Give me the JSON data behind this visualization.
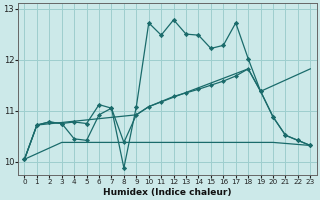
{
  "xlabel": "Humidex (Indice chaleur)",
  "background_color": "#cce9e9",
  "grid_color": "#9ecece",
  "line_color": "#1a6b6b",
  "xlim": [
    -0.5,
    23.5
  ],
  "ylim": [
    9.75,
    13.1
  ],
  "yticks": [
    10,
    11,
    12,
    13
  ],
  "xticks": [
    0,
    1,
    2,
    3,
    4,
    5,
    6,
    7,
    8,
    9,
    10,
    11,
    12,
    13,
    14,
    15,
    16,
    17,
    18,
    19,
    20,
    21,
    22,
    23
  ],
  "series1_x": [
    0,
    1,
    2,
    3,
    4,
    5,
    6,
    7,
    8,
    9,
    10,
    11,
    12,
    13,
    14,
    15,
    16,
    17,
    18,
    19,
    20,
    21,
    22,
    23
  ],
  "series1_y": [
    10.05,
    10.72,
    10.78,
    10.75,
    10.78,
    10.75,
    11.12,
    11.05,
    9.88,
    11.08,
    12.72,
    12.48,
    12.78,
    12.5,
    12.48,
    12.22,
    12.28,
    12.72,
    12.02,
    11.38,
    10.88,
    10.52,
    10.42,
    10.32
  ],
  "series2_x": [
    0,
    1,
    2,
    3,
    4,
    5,
    6,
    7,
    8,
    9,
    10,
    11,
    12,
    13,
    14,
    15,
    16,
    17,
    18,
    19,
    20,
    21,
    22,
    23
  ],
  "series2_y": [
    10.05,
    10.72,
    10.78,
    10.75,
    10.45,
    10.42,
    10.92,
    11.05,
    10.38,
    10.92,
    11.08,
    11.18,
    11.28,
    11.35,
    11.42,
    11.5,
    11.58,
    11.68,
    11.82,
    11.38,
    10.88,
    10.52,
    10.42,
    10.32
  ],
  "series3_x": [
    0,
    3,
    4,
    8,
    9,
    19,
    20,
    23
  ],
  "series3_y": [
    10.05,
    10.38,
    10.38,
    10.38,
    10.38,
    10.38,
    10.38,
    10.32
  ],
  "series4_x": [
    0,
    1,
    9,
    10,
    18,
    19,
    23
  ],
  "series4_y": [
    10.05,
    10.72,
    10.92,
    11.08,
    11.82,
    11.38,
    11.82
  ]
}
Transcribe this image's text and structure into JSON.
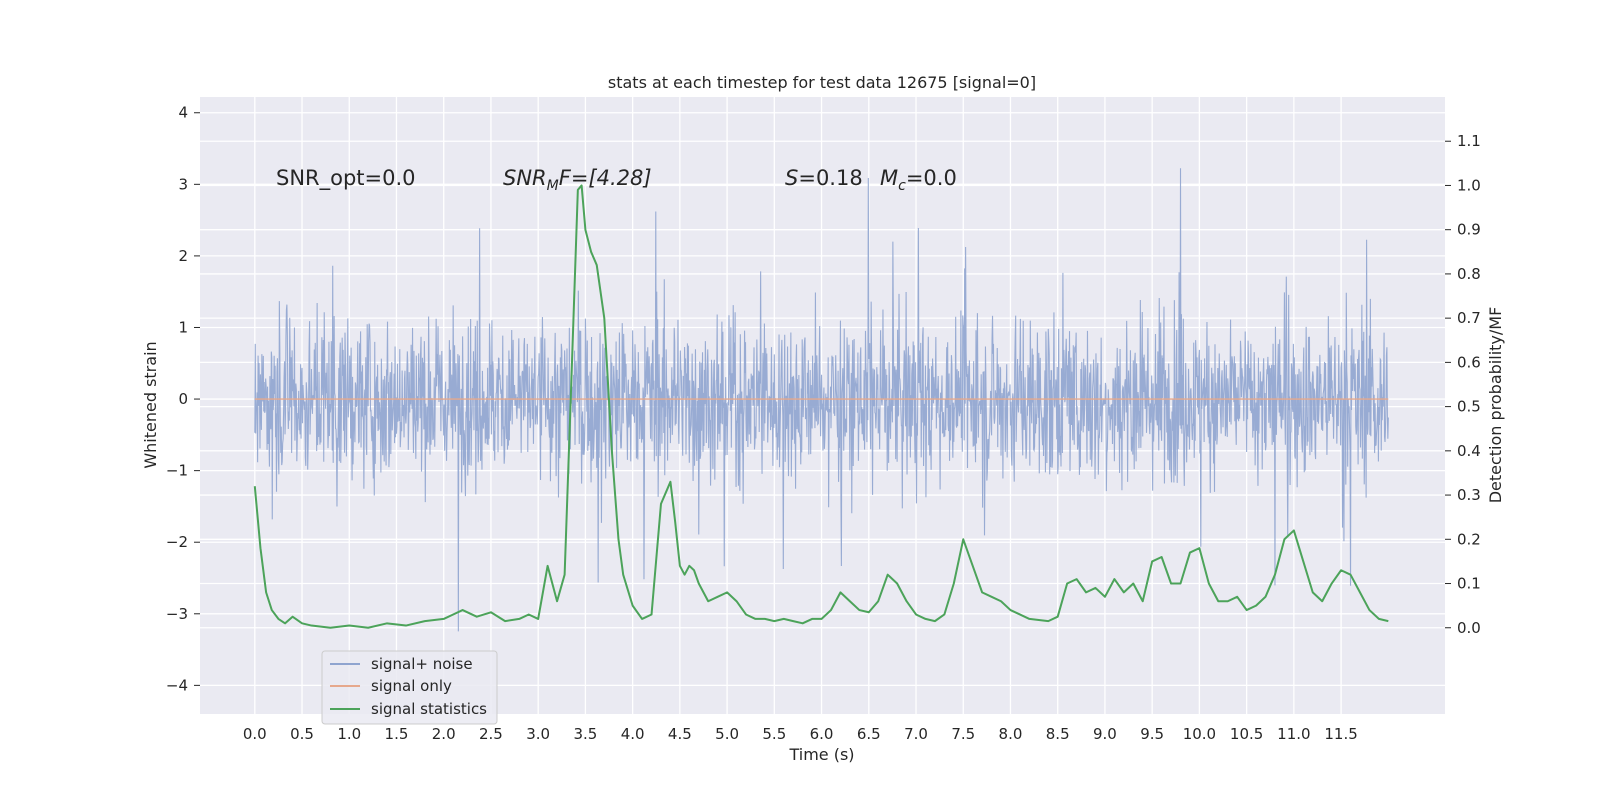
{
  "chart_data": {
    "type": "line",
    "title": "stats at each timestep for test data 12675 [signal=0]",
    "xlabel": "Time (s)",
    "ylabel_left": "Whitened strain",
    "ylabel_right": "Detection probability/MF",
    "xlim": [
      -0.58,
      12.6
    ],
    "ylim_left": [
      -4.4,
      4.22
    ],
    "ylim_right": [
      -0.195,
      1.2
    ],
    "x_ticks": [
      "0.0",
      "0.5",
      "1.0",
      "1.5",
      "2.0",
      "2.5",
      "3.0",
      "3.5",
      "4.0",
      "4.5",
      "5.0",
      "5.5",
      "6.0",
      "6.5",
      "7.0",
      "7.5",
      "8.0",
      "8.5",
      "9.0",
      "9.5",
      "10.0",
      "10.5",
      "11.0",
      "11.5"
    ],
    "y_ticks_left": [
      "−4",
      "−3",
      "−2",
      "−1",
      "0",
      "1",
      "2",
      "3",
      "4"
    ],
    "y_ticks_right": [
      "0.0",
      "0.1",
      "0.2",
      "0.3",
      "0.4",
      "0.5",
      "0.6",
      "0.7",
      "0.8",
      "0.9",
      "1.0",
      "1.1"
    ],
    "grid": true,
    "legend_position": "lower-left",
    "annotations": {
      "snr_opt": "SNR_opt=0.0",
      "snr_mf_main": "SNR",
      "snr_mf_sub": "M",
      "snr_mf_rest": "F=[4.28]",
      "s_sym": "S",
      "s_val": "=0.18",
      "mc_sym": "M",
      "mc_sub": "c",
      "mc_val": "=0.0"
    },
    "series": [
      {
        "name": "signal+ noise",
        "color": "#8fa4cf",
        "axis": "left",
        "description_values": "dense noise, typical range about ±1.2, peaks up to about ±3.8",
        "x_range": [
          0.0,
          12.0
        ],
        "envelope_typical": [
          -1.3,
          1.2
        ]
      },
      {
        "name": "signal only",
        "color": "#e6a88c",
        "axis": "left",
        "x": [
          0.0,
          12.0
        ],
        "y": [
          0.0,
          0.0
        ]
      },
      {
        "name": "signal statistics",
        "color": "#4ca35a",
        "axis": "right",
        "x": [
          0.0,
          0.06,
          0.12,
          0.18,
          0.25,
          0.32,
          0.4,
          0.5,
          0.6,
          0.8,
          1.0,
          1.2,
          1.4,
          1.6,
          1.8,
          2.0,
          2.1,
          2.2,
          2.35,
          2.5,
          2.65,
          2.8,
          2.9,
          3.0,
          3.1,
          3.2,
          3.28,
          3.35,
          3.42,
          3.46,
          3.5,
          3.56,
          3.62,
          3.7,
          3.78,
          3.85,
          3.9,
          4.0,
          4.1,
          4.2,
          4.3,
          4.4,
          4.45,
          4.5,
          4.55,
          4.6,
          4.65,
          4.7,
          4.8,
          4.9,
          5.0,
          5.1,
          5.2,
          5.3,
          5.4,
          5.5,
          5.6,
          5.7,
          5.8,
          5.9,
          6.0,
          6.1,
          6.2,
          6.3,
          6.4,
          6.5,
          6.6,
          6.7,
          6.8,
          6.9,
          7.0,
          7.1,
          7.2,
          7.3,
          7.4,
          7.5,
          7.6,
          7.7,
          7.8,
          7.9,
          8.0,
          8.2,
          8.4,
          8.5,
          8.6,
          8.7,
          8.8,
          8.9,
          9.0,
          9.1,
          9.2,
          9.3,
          9.4,
          9.5,
          9.6,
          9.7,
          9.8,
          9.9,
          10.0,
          10.1,
          10.2,
          10.3,
          10.4,
          10.5,
          10.6,
          10.7,
          10.8,
          10.9,
          11.0,
          11.1,
          11.2,
          11.3,
          11.4,
          11.5,
          11.6,
          11.7,
          11.8,
          11.9,
          12.0
        ],
        "y": [
          0.32,
          0.18,
          0.08,
          0.04,
          0.02,
          0.01,
          0.025,
          0.01,
          0.005,
          0.0,
          0.005,
          0.0,
          0.01,
          0.005,
          0.015,
          0.02,
          0.03,
          0.04,
          0.025,
          0.035,
          0.015,
          0.02,
          0.03,
          0.02,
          0.14,
          0.06,
          0.12,
          0.55,
          0.99,
          1.0,
          0.9,
          0.85,
          0.82,
          0.7,
          0.4,
          0.2,
          0.12,
          0.05,
          0.02,
          0.03,
          0.28,
          0.33,
          0.24,
          0.14,
          0.12,
          0.14,
          0.13,
          0.1,
          0.06,
          0.07,
          0.08,
          0.06,
          0.03,
          0.02,
          0.02,
          0.015,
          0.02,
          0.015,
          0.01,
          0.02,
          0.02,
          0.04,
          0.08,
          0.06,
          0.04,
          0.035,
          0.06,
          0.12,
          0.1,
          0.06,
          0.03,
          0.02,
          0.015,
          0.03,
          0.1,
          0.2,
          0.14,
          0.08,
          0.07,
          0.06,
          0.04,
          0.02,
          0.015,
          0.025,
          0.1,
          0.11,
          0.08,
          0.09,
          0.07,
          0.11,
          0.08,
          0.1,
          0.06,
          0.15,
          0.16,
          0.1,
          0.1,
          0.17,
          0.18,
          0.1,
          0.06,
          0.06,
          0.07,
          0.04,
          0.05,
          0.07,
          0.12,
          0.2,
          0.22,
          0.15,
          0.08,
          0.06,
          0.1,
          0.13,
          0.12,
          0.08,
          0.04,
          0.02,
          0.015
        ]
      }
    ]
  }
}
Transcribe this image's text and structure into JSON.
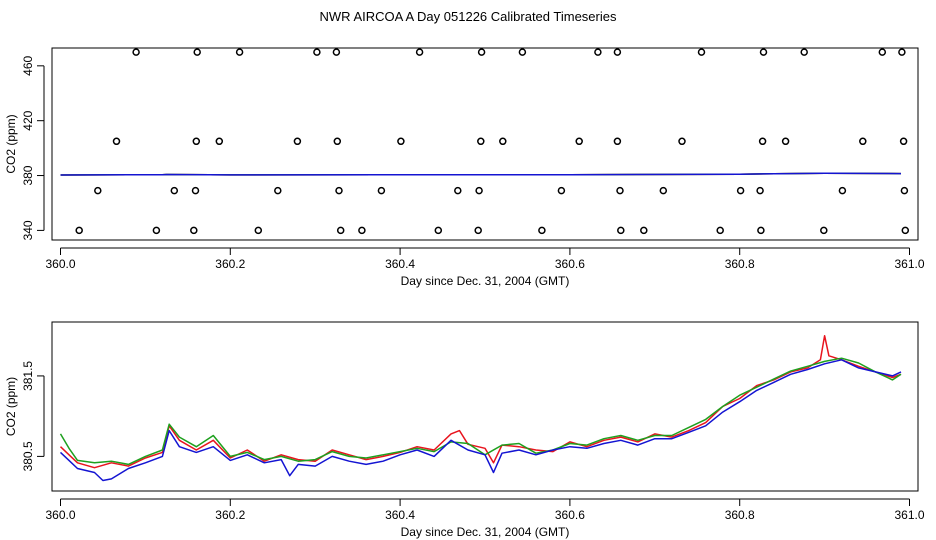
{
  "page_title": "NWR AIRCOA A  Day 051226  Calibrated Timeseries",
  "colors": {
    "red": "#e8141e",
    "green": "#1ea01e",
    "blue": "#1414d2",
    "axis": "#000000"
  },
  "chart_data": [
    {
      "type": "scatter",
      "title": "",
      "xlabel": "Day since Dec. 31, 2004 (GMT)",
      "ylabel": "CO2 (ppm)",
      "xlim": [
        359.99,
        361.01
      ],
      "ylim": [
        333,
        473
      ],
      "xticks": [
        360.0,
        360.2,
        360.4,
        360.6,
        360.8,
        361.0
      ],
      "xtick_labels": [
        "360.0",
        "360.2",
        "360.4",
        "360.6",
        "360.8",
        "361.0"
      ],
      "yticks": [
        340,
        380,
        420,
        460
      ],
      "ytick_labels": [
        "340",
        "380",
        "420",
        "460"
      ],
      "points": [
        [
          360.089,
          470
        ],
        [
          360.161,
          470
        ],
        [
          360.211,
          470
        ],
        [
          360.302,
          470
        ],
        [
          360.325,
          470
        ],
        [
          360.423,
          470
        ],
        [
          360.496,
          470
        ],
        [
          360.544,
          470
        ],
        [
          360.633,
          470
        ],
        [
          360.656,
          470
        ],
        [
          360.755,
          470
        ],
        [
          360.828,
          470
        ],
        [
          360.876,
          470
        ],
        [
          360.968,
          470
        ],
        [
          360.991,
          470
        ],
        [
          360.066,
          405
        ],
        [
          360.16,
          405
        ],
        [
          360.187,
          405
        ],
        [
          360.279,
          405
        ],
        [
          360.326,
          405
        ],
        [
          360.401,
          405
        ],
        [
          360.495,
          405
        ],
        [
          360.521,
          405
        ],
        [
          360.611,
          405
        ],
        [
          360.656,
          405
        ],
        [
          360.732,
          405
        ],
        [
          360.827,
          405
        ],
        [
          360.854,
          405
        ],
        [
          360.945,
          405
        ],
        [
          360.993,
          405
        ],
        [
          360.044,
          369
        ],
        [
          360.134,
          369
        ],
        [
          360.159,
          369
        ],
        [
          360.256,
          369
        ],
        [
          360.328,
          369
        ],
        [
          360.378,
          369
        ],
        [
          360.468,
          369
        ],
        [
          360.493,
          369
        ],
        [
          360.59,
          369
        ],
        [
          360.659,
          369
        ],
        [
          360.71,
          369
        ],
        [
          360.801,
          369
        ],
        [
          360.824,
          369
        ],
        [
          360.921,
          369
        ],
        [
          360.994,
          369
        ],
        [
          360.022,
          340
        ],
        [
          360.113,
          340
        ],
        [
          360.157,
          340
        ],
        [
          360.233,
          340
        ],
        [
          360.33,
          340
        ],
        [
          360.355,
          340
        ],
        [
          360.445,
          340
        ],
        [
          360.492,
          340
        ],
        [
          360.567,
          340
        ],
        [
          360.66,
          340
        ],
        [
          360.687,
          340
        ],
        [
          360.777,
          340
        ],
        [
          360.825,
          340
        ],
        [
          360.899,
          340
        ],
        [
          360.995,
          340
        ]
      ],
      "series": [
        {
          "name": "red",
          "color": "#e8141e",
          "x": [
            360.0,
            360.12,
            360.125,
            360.2,
            360.4,
            360.6,
            360.8,
            360.9,
            360.99
          ],
          "values": [
            380.4,
            380.6,
            380.75,
            380.5,
            380.6,
            380.65,
            380.95,
            381.7,
            381.4
          ]
        },
        {
          "name": "green",
          "color": "#1ea01e",
          "x": [
            360.0,
            360.12,
            360.125,
            360.2,
            360.4,
            360.6,
            360.8,
            360.9,
            360.99
          ],
          "values": [
            380.4,
            380.6,
            380.75,
            380.5,
            380.6,
            380.65,
            380.95,
            381.7,
            381.4
          ]
        },
        {
          "name": "blue",
          "color": "#1414d2",
          "x": [
            360.0,
            360.12,
            360.125,
            360.2,
            360.4,
            360.6,
            360.8,
            360.9,
            360.99
          ],
          "values": [
            380.4,
            380.6,
            380.75,
            380.5,
            380.6,
            380.65,
            380.95,
            381.7,
            381.4
          ]
        }
      ]
    },
    {
      "type": "line",
      "title": "",
      "xlabel": "Day since Dec. 31, 2004 (GMT)",
      "ylabel": "CO2 (ppm)",
      "xlim": [
        359.99,
        361.01
      ],
      "ylim": [
        380.07,
        382.17
      ],
      "xticks": [
        360.0,
        360.2,
        360.4,
        360.6,
        360.8,
        361.0
      ],
      "xtick_labels": [
        "360.0",
        "360.2",
        "360.4",
        "360.6",
        "360.8",
        "361.0"
      ],
      "yticks": [
        380.5,
        381.5
      ],
      "ytick_labels": [
        "380.5",
        "381.5"
      ],
      "series": [
        {
          "name": "red",
          "color": "#e8141e",
          "x": [
            360.0,
            360.01,
            360.02,
            360.04,
            360.06,
            360.08,
            360.1,
            360.12,
            360.128,
            360.14,
            360.16,
            360.18,
            360.2,
            360.22,
            360.24,
            360.26,
            360.28,
            360.3,
            360.32,
            360.34,
            360.36,
            360.38,
            360.4,
            360.42,
            360.44,
            360.46,
            360.47,
            360.48,
            360.5,
            360.51,
            360.52,
            360.54,
            360.56,
            360.58,
            360.6,
            360.62,
            360.64,
            360.66,
            360.68,
            360.7,
            360.72,
            360.74,
            360.76,
            360.78,
            360.8,
            360.82,
            360.84,
            360.86,
            360.88,
            360.895,
            360.9,
            360.905,
            360.92,
            360.94,
            360.96,
            360.98,
            360.99
          ],
          "values": [
            380.62,
            380.52,
            380.42,
            380.36,
            380.42,
            380.38,
            380.48,
            380.55,
            380.88,
            380.7,
            380.58,
            380.7,
            380.48,
            380.58,
            380.44,
            380.52,
            380.46,
            380.44,
            380.58,
            380.52,
            380.46,
            380.5,
            380.55,
            380.62,
            380.58,
            380.78,
            380.82,
            380.65,
            380.6,
            380.42,
            380.64,
            380.62,
            380.58,
            380.56,
            380.68,
            380.62,
            380.7,
            380.74,
            380.68,
            380.78,
            380.74,
            380.82,
            380.92,
            381.12,
            381.22,
            381.38,
            381.45,
            381.55,
            381.6,
            381.7,
            382.0,
            381.75,
            381.7,
            381.62,
            381.55,
            381.48,
            381.52
          ]
        },
        {
          "name": "green",
          "color": "#1ea01e",
          "x": [
            360.0,
            360.01,
            360.02,
            360.04,
            360.06,
            360.08,
            360.1,
            360.12,
            360.128,
            360.14,
            360.16,
            360.18,
            360.2,
            360.22,
            360.24,
            360.26,
            360.28,
            360.3,
            360.32,
            360.34,
            360.36,
            360.38,
            360.4,
            360.42,
            360.44,
            360.46,
            360.48,
            360.5,
            360.52,
            360.54,
            360.56,
            360.58,
            360.6,
            360.62,
            360.64,
            360.66,
            360.68,
            360.7,
            360.72,
            360.74,
            360.76,
            360.78,
            360.8,
            360.82,
            360.84,
            360.86,
            360.88,
            360.9,
            360.92,
            360.94,
            360.96,
            360.98,
            360.99
          ],
          "values": [
            380.78,
            380.6,
            380.45,
            380.42,
            380.44,
            380.4,
            380.5,
            380.58,
            380.9,
            380.74,
            380.62,
            380.76,
            380.5,
            380.55,
            380.46,
            380.5,
            380.44,
            380.46,
            380.56,
            380.5,
            380.48,
            380.52,
            380.56,
            380.6,
            380.56,
            380.68,
            380.66,
            380.52,
            380.64,
            380.66,
            380.54,
            380.58,
            380.66,
            380.64,
            380.72,
            380.76,
            380.7,
            380.76,
            380.76,
            380.86,
            380.96,
            381.12,
            381.26,
            381.36,
            381.46,
            381.56,
            381.62,
            381.68,
            381.72,
            381.66,
            381.55,
            381.45,
            381.52
          ]
        },
        {
          "name": "blue",
          "color": "#1414d2",
          "x": [
            360.0,
            360.01,
            360.02,
            360.04,
            360.05,
            360.06,
            360.08,
            360.1,
            360.12,
            360.128,
            360.14,
            360.16,
            360.18,
            360.2,
            360.22,
            360.24,
            360.26,
            360.27,
            360.28,
            360.3,
            360.32,
            360.34,
            360.36,
            360.38,
            360.4,
            360.42,
            360.44,
            360.46,
            360.48,
            360.5,
            360.51,
            360.52,
            360.54,
            360.56,
            360.58,
            360.6,
            360.62,
            360.64,
            360.66,
            360.68,
            360.7,
            360.72,
            360.74,
            360.76,
            360.78,
            360.8,
            360.82,
            360.84,
            360.86,
            360.88,
            360.9,
            360.92,
            360.94,
            360.96,
            360.98,
            360.99
          ],
          "values": [
            380.55,
            380.45,
            380.35,
            380.3,
            380.2,
            380.22,
            380.35,
            380.42,
            380.5,
            380.82,
            380.62,
            380.55,
            380.62,
            380.45,
            380.52,
            380.42,
            380.46,
            380.26,
            380.4,
            380.38,
            380.5,
            380.44,
            380.4,
            380.44,
            380.52,
            380.58,
            380.5,
            380.7,
            380.58,
            380.52,
            380.3,
            380.54,
            380.58,
            380.52,
            380.58,
            380.62,
            380.6,
            380.66,
            380.7,
            380.64,
            380.72,
            380.72,
            380.8,
            380.88,
            381.05,
            381.18,
            381.32,
            381.42,
            381.52,
            381.58,
            381.65,
            381.7,
            381.6,
            381.55,
            381.5,
            381.55
          ]
        }
      ]
    }
  ]
}
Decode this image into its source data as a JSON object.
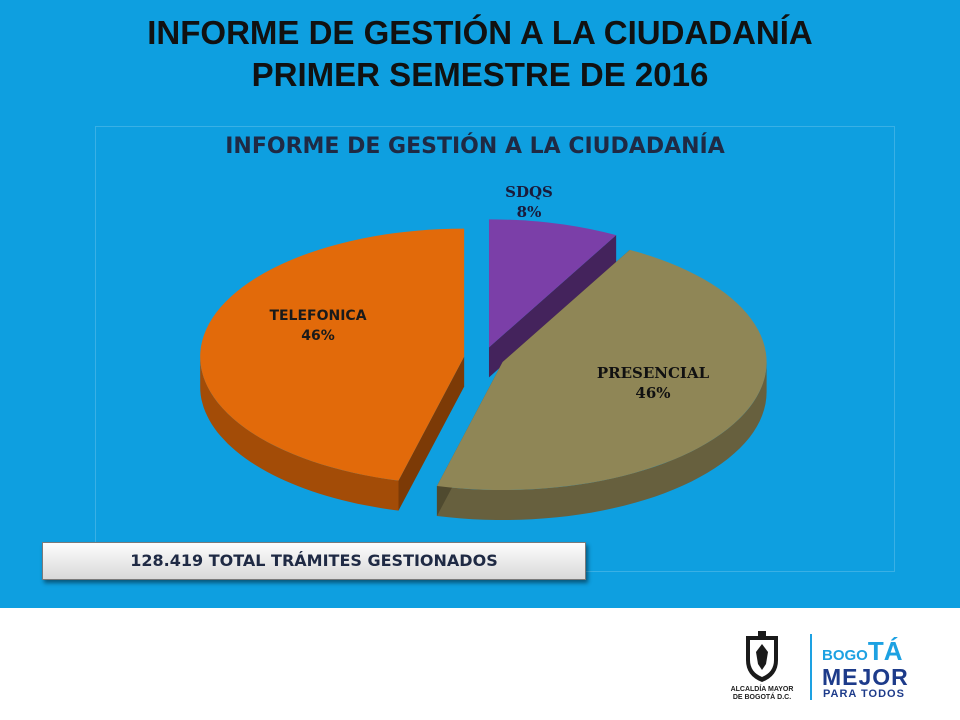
{
  "slide": {
    "title_line1": "INFORME DE GESTIÓN A LA CIUDADANÍA",
    "title_line2": "PRIMER SEMESTRE DE 2016",
    "background_color": "#0e9fe0"
  },
  "chart_data": {
    "type": "pie",
    "title": "INFORME DE GESTIÓN A LA CIUDADANÍA",
    "style": "3d-exploded",
    "slices": [
      {
        "name": "SDQS",
        "value": 8,
        "label": "8%",
        "color": "#7b3fa8"
      },
      {
        "name": "PRESENCIAL",
        "value": 46,
        "label": "46%",
        "color": "#8f8656"
      },
      {
        "name": "TELEFONICA",
        "value": 46,
        "label": "46%",
        "color": "#e26a0a"
      }
    ]
  },
  "summary": {
    "total_label": "128.419 TOTAL TRÁMITES GESTIONADOS"
  },
  "footer": {
    "alcaldia_line1": "ALCALDÍA MAYOR",
    "alcaldia_line2": "DE BOGOTÁ D.C.",
    "bogota_small": "BOGO",
    "bogota_big": "TÁ",
    "mejor": "MEJOR",
    "para_todos": "PARA TODOS",
    "accent_color": "#1da1e2",
    "dark_color": "#1d3b8a"
  }
}
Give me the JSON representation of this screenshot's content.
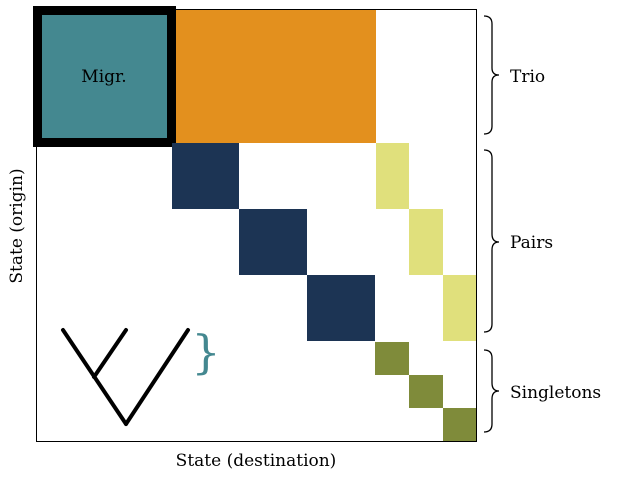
══════
**WRITTEN REQUEST**
The answer is a single number, the count of lines in the records that contain the string "GESTIÓN".

**RESULT FOR THIS EXERCISE**
2